GOAL:
Check each line below for the word "views" and give the number of lines that have it, nothing more.

[START]

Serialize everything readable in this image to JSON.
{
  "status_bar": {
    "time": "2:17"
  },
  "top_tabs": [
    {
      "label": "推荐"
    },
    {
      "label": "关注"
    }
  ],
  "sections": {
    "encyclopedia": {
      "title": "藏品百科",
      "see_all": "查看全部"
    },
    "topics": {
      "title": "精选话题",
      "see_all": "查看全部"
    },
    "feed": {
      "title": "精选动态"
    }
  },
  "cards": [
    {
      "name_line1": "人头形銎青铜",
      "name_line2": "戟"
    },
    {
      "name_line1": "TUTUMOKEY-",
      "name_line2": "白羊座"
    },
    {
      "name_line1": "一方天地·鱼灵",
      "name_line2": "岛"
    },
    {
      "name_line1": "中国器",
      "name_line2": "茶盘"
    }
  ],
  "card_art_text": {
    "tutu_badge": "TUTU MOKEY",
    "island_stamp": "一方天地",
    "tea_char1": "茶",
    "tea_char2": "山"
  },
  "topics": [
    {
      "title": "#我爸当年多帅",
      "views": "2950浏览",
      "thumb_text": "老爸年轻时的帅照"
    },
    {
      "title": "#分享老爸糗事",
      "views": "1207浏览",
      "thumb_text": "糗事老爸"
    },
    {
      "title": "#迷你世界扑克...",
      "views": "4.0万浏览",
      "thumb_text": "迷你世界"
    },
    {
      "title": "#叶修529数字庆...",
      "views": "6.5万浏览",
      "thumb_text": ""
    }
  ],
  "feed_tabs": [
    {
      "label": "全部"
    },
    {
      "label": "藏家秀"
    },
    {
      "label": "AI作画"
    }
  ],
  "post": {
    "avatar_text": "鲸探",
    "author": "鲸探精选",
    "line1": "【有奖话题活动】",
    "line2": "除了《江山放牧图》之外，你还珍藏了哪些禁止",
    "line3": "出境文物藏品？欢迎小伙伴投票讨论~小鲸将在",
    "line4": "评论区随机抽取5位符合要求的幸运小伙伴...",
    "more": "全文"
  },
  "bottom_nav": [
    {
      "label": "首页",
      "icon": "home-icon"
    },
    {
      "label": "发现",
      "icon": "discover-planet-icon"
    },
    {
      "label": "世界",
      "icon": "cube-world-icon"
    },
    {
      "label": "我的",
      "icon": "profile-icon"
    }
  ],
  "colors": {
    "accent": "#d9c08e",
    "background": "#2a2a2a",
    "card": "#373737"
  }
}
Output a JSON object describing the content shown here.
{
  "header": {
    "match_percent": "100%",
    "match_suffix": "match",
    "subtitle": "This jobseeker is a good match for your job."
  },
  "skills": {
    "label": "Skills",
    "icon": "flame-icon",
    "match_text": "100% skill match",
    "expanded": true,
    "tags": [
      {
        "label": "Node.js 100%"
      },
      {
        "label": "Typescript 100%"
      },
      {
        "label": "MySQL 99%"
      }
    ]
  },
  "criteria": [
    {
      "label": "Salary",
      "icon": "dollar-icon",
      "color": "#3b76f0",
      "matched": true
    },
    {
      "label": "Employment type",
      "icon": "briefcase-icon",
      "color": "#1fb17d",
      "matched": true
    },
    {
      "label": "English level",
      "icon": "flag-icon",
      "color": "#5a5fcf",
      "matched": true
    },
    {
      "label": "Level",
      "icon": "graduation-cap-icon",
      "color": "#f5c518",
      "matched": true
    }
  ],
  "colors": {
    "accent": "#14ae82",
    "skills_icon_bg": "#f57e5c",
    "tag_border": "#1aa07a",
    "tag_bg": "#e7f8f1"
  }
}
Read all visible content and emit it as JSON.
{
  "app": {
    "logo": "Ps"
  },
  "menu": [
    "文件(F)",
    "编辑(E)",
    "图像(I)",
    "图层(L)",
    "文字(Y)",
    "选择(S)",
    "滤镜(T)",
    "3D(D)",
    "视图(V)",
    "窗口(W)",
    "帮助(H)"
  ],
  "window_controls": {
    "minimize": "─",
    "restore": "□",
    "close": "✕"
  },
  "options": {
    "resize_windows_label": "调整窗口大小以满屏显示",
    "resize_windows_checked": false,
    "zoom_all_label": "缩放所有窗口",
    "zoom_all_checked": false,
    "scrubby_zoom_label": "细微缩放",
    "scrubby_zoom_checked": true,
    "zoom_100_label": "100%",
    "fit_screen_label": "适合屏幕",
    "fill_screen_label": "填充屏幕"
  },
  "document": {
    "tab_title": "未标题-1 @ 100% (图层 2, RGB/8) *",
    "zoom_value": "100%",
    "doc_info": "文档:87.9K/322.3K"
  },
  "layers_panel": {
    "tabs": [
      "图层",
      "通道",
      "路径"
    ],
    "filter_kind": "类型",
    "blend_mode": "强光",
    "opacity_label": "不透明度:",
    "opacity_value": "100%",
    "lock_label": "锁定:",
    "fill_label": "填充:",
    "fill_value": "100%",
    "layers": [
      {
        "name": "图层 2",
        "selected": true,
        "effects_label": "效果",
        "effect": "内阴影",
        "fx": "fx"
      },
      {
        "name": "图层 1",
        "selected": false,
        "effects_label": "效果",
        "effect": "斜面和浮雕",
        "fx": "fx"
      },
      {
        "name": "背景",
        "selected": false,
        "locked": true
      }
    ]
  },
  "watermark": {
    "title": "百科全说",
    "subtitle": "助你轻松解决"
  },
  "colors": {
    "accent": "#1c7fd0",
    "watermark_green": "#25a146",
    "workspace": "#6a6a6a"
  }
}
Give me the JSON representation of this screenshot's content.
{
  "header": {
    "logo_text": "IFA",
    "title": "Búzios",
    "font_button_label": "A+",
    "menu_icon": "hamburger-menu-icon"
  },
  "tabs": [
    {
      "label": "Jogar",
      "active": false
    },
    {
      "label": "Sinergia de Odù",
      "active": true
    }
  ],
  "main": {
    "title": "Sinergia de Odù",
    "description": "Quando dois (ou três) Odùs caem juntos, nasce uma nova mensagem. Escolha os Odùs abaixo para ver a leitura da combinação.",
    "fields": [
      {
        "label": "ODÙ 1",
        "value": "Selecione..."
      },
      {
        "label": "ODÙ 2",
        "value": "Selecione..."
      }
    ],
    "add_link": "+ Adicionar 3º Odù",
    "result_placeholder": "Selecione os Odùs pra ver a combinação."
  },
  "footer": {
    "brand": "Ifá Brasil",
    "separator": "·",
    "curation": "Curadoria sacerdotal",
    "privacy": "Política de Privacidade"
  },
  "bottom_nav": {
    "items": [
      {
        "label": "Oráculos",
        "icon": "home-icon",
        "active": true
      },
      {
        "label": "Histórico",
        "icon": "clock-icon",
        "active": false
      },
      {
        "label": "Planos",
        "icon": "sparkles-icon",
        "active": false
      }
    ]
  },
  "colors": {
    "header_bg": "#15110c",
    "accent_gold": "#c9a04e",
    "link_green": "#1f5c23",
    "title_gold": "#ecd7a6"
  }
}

[END]

SOLUTION TO THE EXERCISE:
4